▸ What you have to do:
Omit the images. Copy each entry word for word.

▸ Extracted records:
○ ○ ○

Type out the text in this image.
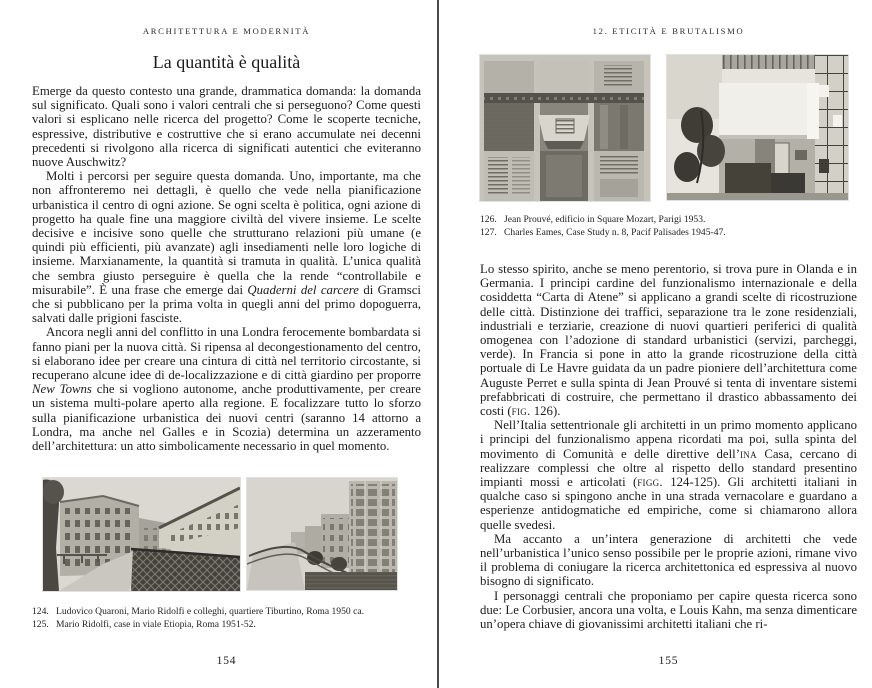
ARCHITETTURA E MODERNITÀ
La quantità è qualità

Emerge da questo contesto una grande, drammatica domanda: la domanda sul significato. Quali sono i valori centrali che si perseguono? Come questi valori si esplicano nelle ricerca del progetto? Come le scoperte tecniche, espressive, distributive e costruttive che si erano accumulate nei decenni precedenti si rivolgono alla ricerca di significati autentici che eviteranno nuove Auschwitz?

Molti i percorsi per seguire questa domanda. Uno, importante, ma che non affronteremo nei dettagli, è quello che vede nella pianificazione urbanistica il centro di ogni azione. Se ogni scelta è politica, ogni azione di progetto ha quale fine una maggiore civiltà del vivere insieme. Le scelte decisive e incisive sono quelle che strutturano relazioni più umane (e quindi più efficienti, più avanzate) agli insediamenti nelle loro logiche di insieme. Marxianamente, la quantità si tramuta in qualità. L’unica qualità che sembra giusto perseguire è quella che la rende “controllabile e misurabile”. È una frase che emerge dai Quaderni del carcere di Gramsci che si pubblicano per la prima volta in quegli anni del primo dopoguerra, salvati dalle prigioni fasciste.

Ancora negli anni del conflitto in una Londra ferocemente bombardata si fanno piani per la nuova città. Si ripensa al decongestionamento del centro, si elaborano idee per creare una cintura di città nel territorio circostante, si recuperano alcune idee di de-localizzazione e di città giardino per proporre New Towns che si vogliono autonome, anche produttivamente, per creare un sistema multi-polare aperto alla regione. E focalizzare tutto lo sforzo sulla pianificazione urbanistica dei nuovi centri (saranno 14 attorno a Londra, ma anche nel Galles e in Scozia) determina un azzeramento dell’architettura: un atto simbolicamente necessario in quel momento.

124. Ludovico Quaroni, Mario Ridolfi e colleghi, quartiere Tiburtino, Roma 1950 ca.
125. Mario Ridolfi, case in viale Etiopia, Roma 1951-52.
154
12. ETICITÀ E BRUTALISMO
126. Jean Prouvé, edificio in Square Mozart, Parigi 1953.
127. Charles Eames, Case Study n. 8, Pacif Palisades 1945-47.

Lo stesso spirito, anche se meno perentorio, si trova pure in Olanda e in Germania. I principi cardine del funzionalismo internazionale e della cosiddetta “Carta di Atene” si applicano a grandi scelte di ricostruzione delle città. Distinzione dei traffici, separazione tra le zone residenziali, industriali e terziarie, creazione di nuovi quartieri periferici di qualità omogenea con l’adozione di standard urbanistici (servizi, parcheggi, verde). In Francia si pone in atto la grande ricostruzione della città portuale di Le Havre guidata da un padre pioniere dell’architettura come Auguste Perret e sulla spinta di Jean Prouvé si tenta di inventare sistemi prefabbricati di costruire, che permettano il drastico abbassamento dei costi (fig. 126).

Nell’Italia settentrionale gli architetti in un primo momento applicano i principi del funzionalismo appena ricordati ma poi, sulla spinta del movimento di Comunità e delle direttive dell’ina Casa, cercano di realizzare complessi che oltre al rispetto dello standard presentino impianti mossi e articolati (figg. 124-125). Gli architetti italiani in qualche caso si spingono anche in una strada vernacolare e guardano a esperienze antidogmatiche ed empiriche, come si chiamarono allora quelle svedesi.

Ma accanto a un’intera generazione di architetti che vede nell’urbanistica l’unico senso possibile per le proprie azioni, rimane vivo il problema di coniugare la ricerca architettonica ed espressiva al nuovo bisogno di significato.

I personaggi centrali che proponiamo per capire questa ricerca sono due: Le Corbusier, ancora una volta, e Louis Kahn, ma senza dimenticare un’opera chiave di giovanissimi architetti italiani che ri-

155
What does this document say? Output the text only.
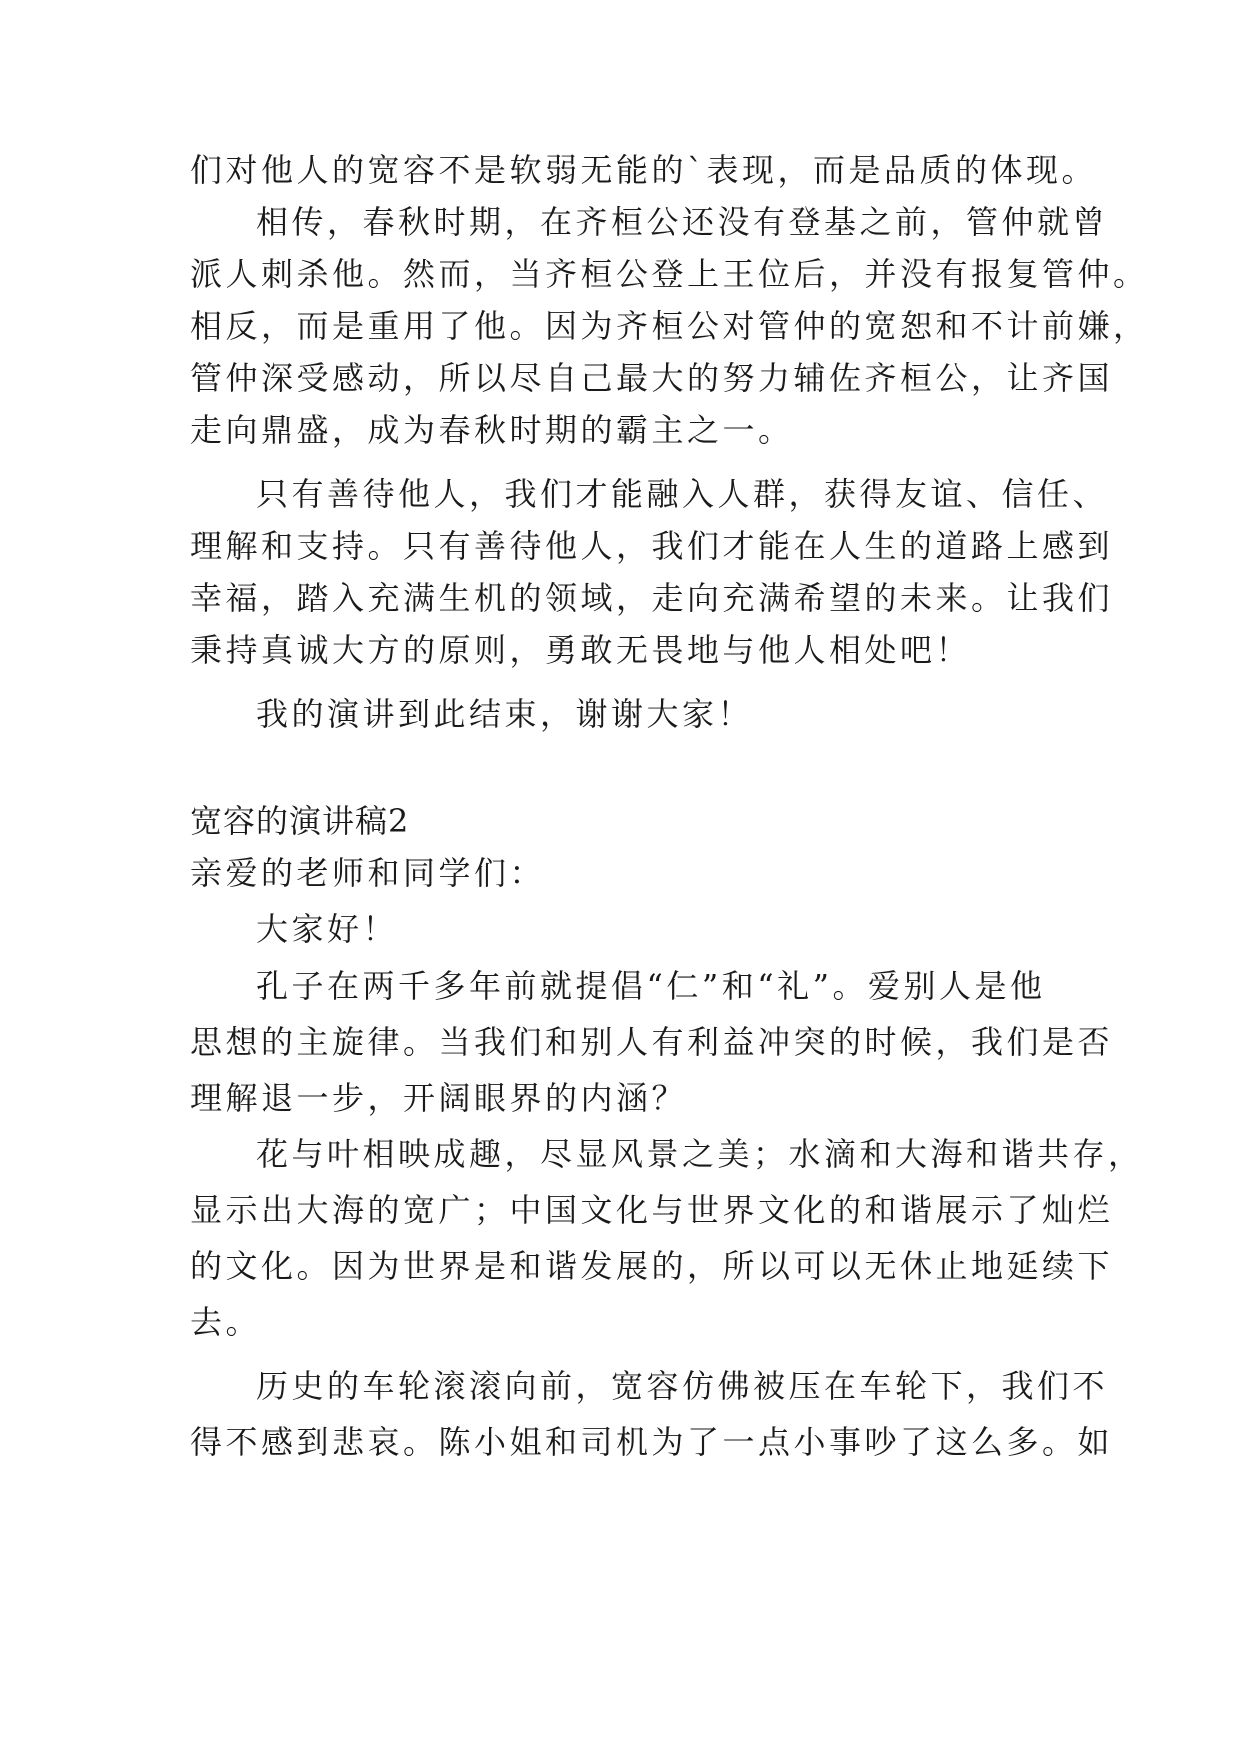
们对他人的宽容不是软弱无能的`表现，而是品质的体现。

相传，春秋时期，在齐桓公还没有登基之前，管仲就曾

派人刺杀他。然而，当齐桓公登上王位后，并没有报复管仲。

相反，而是重用了他。因为齐桓公对管仲的宽恕和不计前嫌，

管仲深受感动，所以尽自己最大的努力辅佐齐桓公，让齐国

走向鼎盛，成为春秋时期的霸主之一。

只有善待他人，我们才能融入人群，获得友谊、信任、

理解和支持。只有善待他人，我们才能在人生的道路上感到

幸福，踏入充满生机的领域，走向充满希望的未来。让我们

秉持真诚大方的原则，勇敢无畏地与他人相处吧！

我的演讲到此结束，谢谢大家！

宽容的演讲稿2

亲爱的老师和同学们：

大家好！

孔子在两千多年前就提倡“仁”和“礼”。爱别人是他

思想的主旋律。当我们和别人有利益冲突的时候，我们是否

理解退一步，开阔眼界的内涵？

花与叶相映成趣，尽显风景之美；水滴和大海和谐共存，

显示出大海的宽广；中国文化与世界文化的和谐展示了灿烂

的文化。因为世界是和谐发展的，所以可以无休止地延续下

去。

历史的车轮滚滚向前，宽容仿佛被压在车轮下，我们不

得不感到悲哀。陈小姐和司机为了一点小事吵了这么多。如
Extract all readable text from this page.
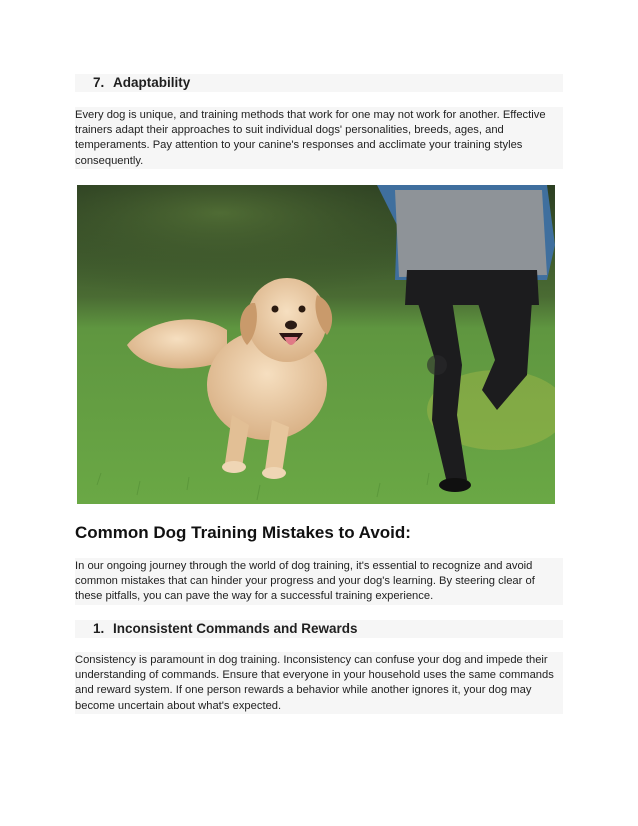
7. Adaptability
Every dog is unique, and training methods that work for one may not work for another. Effective trainers adapt their approaches to suit individual dogs' personalities, breeds, ages, and temperaments. Pay attention to your canine's responses and acclimate your training styles consequently.
Common Dog Training Mistakes to Avoid:
In our ongoing journey through the world of dog training, it's essential to recognize and avoid common mistakes that can hinder your progress and your dog's learning. By steering clear of these pitfalls, you can pave the way for a successful training experience.
1. Inconsistent Commands and Rewards
Consistency is paramount in dog training. Inconsistency can confuse your dog and impede their understanding of commands. Ensure that everyone in your household uses the same commands and reward system. If one person rewards a behavior while another ignores it, your dog may become uncertain about what's expected.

○ ○ ○

▸ Expected answer:
Type out the text in this image.
ARCHITETTURA E MODERNITÀ
La quantità è qualità

Emerge da questo contesto una grande, drammatica domanda: la domanda sul significato. Quali sono i valori centrali che si perseguono? Come questi valori si esplicano nelle ricerca del progetto? Come le scoperte tecniche, espressive, distributive e costruttive che si erano accumulate nei decenni precedenti si rivolgono alla ricerca di significati autentici che eviteranno nuove Auschwitz?

Molti i percorsi per seguire questa domanda. Uno, importante, ma che non affronteremo nei dettagli, è quello che vede nella pianificazione urbanistica il centro di ogni azione. Se ogni scelta è politica, ogni azione di progetto ha quale fine una maggiore civiltà del vivere insieme. Le scelte decisive e incisive sono quelle che strutturano relazioni più umane (e quindi più efficienti, più avanzate) agli insediamenti nelle loro logiche di insieme. Marxianamente, la quantità si tramuta in qualità. L’unica qualità che sembra giusto perseguire è quella che la rende “controllabile e misurabile”. È una frase che emerge dai Quaderni del carcere di Gramsci che si pubblicano per la prima volta in quegli anni del primo dopoguerra, salvati dalle prigioni fasciste.

Ancora negli anni del conflitto in una Londra ferocemente bombardata si fanno piani per la nuova città. Si ripensa al decongestionamento del centro, si elaborano idee per creare una cintura di città nel territorio circostante, si recuperano alcune idee di de-localizzazione e di città giardino per proporre New Towns che si vogliono autonome, anche produttivamente, per creare un sistema multi-polare aperto alla regione. E focalizzare tutto lo sforzo sulla pianificazione urbanistica dei nuovi centri (saranno 14 attorno a Londra, ma anche nel Galles e in Scozia) determina un azzeramento dell’architettura: un atto simbolicamente necessario in quel momento.

124. Ludovico Quaroni, Mario Ridolfi e colleghi, quartiere Tiburtino, Roma 1950 ca.
125. Mario Ridolfi, case in viale Etiopia, Roma 1951-52.
154
12. ETICITÀ E BRUTALISMO
126. Jean Prouvé, edificio in Square Mozart, Parigi 1953.
127. Charles Eames, Case Study n. 8, Pacif Palisades 1945-47.

Lo stesso spirito, anche se meno perentorio, si trova pure in Olanda e in Germania. I principi cardine del funzionalismo internazionale e della cosiddetta “Carta di Atene” si applicano a grandi scelte di ricostruzione delle città. Distinzione dei traffici, separazione tra le zone residenziali, industriali e terziarie, creazione di nuovi quartieri periferici di qualità omogenea con l’adozione di standard urbanistici (servizi, parcheggi, verde). In Francia si pone in atto la grande ricostruzione della città portuale di Le Havre guidata da un padre pioniere dell’architettura come Auguste Perret e sulla spinta di Jean Prouvé si tenta di inventare sistemi prefabbricati di costruire, che permettano il drastico abbassamento dei costi (fig. 126).

Nell’Italia settentrionale gli architetti in un primo momento applicano i principi del funzionalismo appena ricordati ma poi, sulla spinta del movimento di Comunità e delle direttive dell’ina Casa, cercano di realizzare complessi che oltre al rispetto dello standard presentino impianti mossi e articolati (figg. 124-125). Gli architetti italiani in qualche caso si spingono anche in una strada vernacolare e guardano a esperienze antidogmatiche ed empiriche, come si chiamarono allora quelle svedesi.

Ma accanto a un’intera generazione di architetti che vede nell’urbanistica l’unico senso possibile per le proprie azioni, rimane vivo il problema di coniugare la ricerca architettonica ed espressiva al nuovo bisogno di significato.

I personaggi centrali che proponiamo per capire questa ricerca sono due: Le Corbusier, ancora una volta, e Louis Kahn, ma senza dimenticare un’opera chiave di giovanissimi architetti italiani che ri-

155
What does this document say? Output the text only.
们对他人的宽容不是软弱无能的`表现，而是品质的体现。

相传，春秋时期，在齐桓公还没有登基之前，管仲就曾

派人刺杀他。然而，当齐桓公登上王位后，并没有报复管仲。

相反，而是重用了他。因为齐桓公对管仲的宽恕和不计前嫌，

管仲深受感动，所以尽自己最大的努力辅佐齐桓公，让齐国

走向鼎盛，成为春秋时期的霸主之一。

只有善待他人，我们才能融入人群，获得友谊、信任、

理解和支持。只有善待他人，我们才能在人生的道路上感到

幸福，踏入充满生机的领域，走向充满希望的未来。让我们

秉持真诚大方的原则，勇敢无畏地与他人相处吧！

我的演讲到此结束，谢谢大家！

宽容的演讲稿2

亲爱的老师和同学们：

大家好！

孔子在两千多年前就提倡“仁”和“礼”。爱别人是他

思想的主旋律。当我们和别人有利益冲突的时候，我们是否

理解退一步，开阔眼界的内涵？

花与叶相映成趣，尽显风景之美；水滴和大海和谐共存，

显示出大海的宽广；中国文化与世界文化的和谐展示了灿烂

的文化。因为世界是和谐发展的，所以可以无休止地延续下

去。

历史的车轮滚滚向前，宽容仿佛被压在车轮下，我们不

得不感到悲哀。陈小姐和司机为了一点小事吵了这么多。如
Extract all readable text from this page.
7. Adaptability
Every dog is unique, and training methods that work for one may not work for another. Effective trainers adapt their approaches to suit individual dogs' personalities, breeds, ages, and temperaments. Pay attention to your canine's responses and acclimate your training styles consequently.
Common Dog Training Mistakes to Avoid:
In our ongoing journey through the world of dog training, it's essential to recognize and avoid common mistakes that can hinder your progress and your dog's learning. By steering clear of these pitfalls, you can pave the way for a successful training experience.
1. Inconsistent Commands and Rewards
Consistency is paramount in dog training. Inconsistency can confuse your dog and impede their understanding of commands. Ensure that everyone in your household uses the same commands and reward system. If one person rewards a behavior while another ignores it, your dog may become uncertain about what's expected.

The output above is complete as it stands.